Exercise goal:
Pick out each line in the records that contains the string "位完成人".

Information given:
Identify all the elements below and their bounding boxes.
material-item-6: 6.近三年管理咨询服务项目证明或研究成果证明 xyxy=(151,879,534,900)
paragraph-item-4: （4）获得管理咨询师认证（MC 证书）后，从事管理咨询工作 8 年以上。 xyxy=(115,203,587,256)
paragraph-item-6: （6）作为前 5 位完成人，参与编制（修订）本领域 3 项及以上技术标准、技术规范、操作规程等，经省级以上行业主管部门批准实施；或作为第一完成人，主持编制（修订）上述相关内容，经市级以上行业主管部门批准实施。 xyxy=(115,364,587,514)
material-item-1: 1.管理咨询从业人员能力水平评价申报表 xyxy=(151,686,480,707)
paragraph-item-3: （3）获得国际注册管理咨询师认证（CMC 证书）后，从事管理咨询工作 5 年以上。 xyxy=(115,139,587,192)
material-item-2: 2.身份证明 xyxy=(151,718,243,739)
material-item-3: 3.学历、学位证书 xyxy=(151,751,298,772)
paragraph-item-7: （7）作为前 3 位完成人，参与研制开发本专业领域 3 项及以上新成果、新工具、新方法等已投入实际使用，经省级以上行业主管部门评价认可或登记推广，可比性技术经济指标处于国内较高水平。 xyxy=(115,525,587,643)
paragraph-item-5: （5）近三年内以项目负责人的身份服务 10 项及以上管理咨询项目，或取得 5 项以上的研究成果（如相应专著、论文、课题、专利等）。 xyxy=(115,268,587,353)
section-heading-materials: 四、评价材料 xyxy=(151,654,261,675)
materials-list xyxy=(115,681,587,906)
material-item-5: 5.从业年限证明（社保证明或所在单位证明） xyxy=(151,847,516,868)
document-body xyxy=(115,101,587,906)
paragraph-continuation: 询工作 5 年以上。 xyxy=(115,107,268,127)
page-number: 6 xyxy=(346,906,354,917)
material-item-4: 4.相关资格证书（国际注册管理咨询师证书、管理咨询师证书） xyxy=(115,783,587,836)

Task result:
paragraph-item-6: （6）作为前 5 位完成人，参与编制（修订）本领域 3 项及以上技术标准、技术规范、操作规程等，经省级以上行业主管部门批准实施；或作为第一完成人，主持编制（修订）上述相关内容，经市级以上行业主管部门批准实施。 xyxy=(115,364,587,514)
paragraph-item-7: （7）作为前 3 位完成人，参与研制开发本专业领域 3 项及以上新成果、新工具、新方法等已投入实际使用，经省级以上行业主管部门评价认可或登记推广，可比性技术经济指标处于国内较高水平。 xyxy=(115,525,587,643)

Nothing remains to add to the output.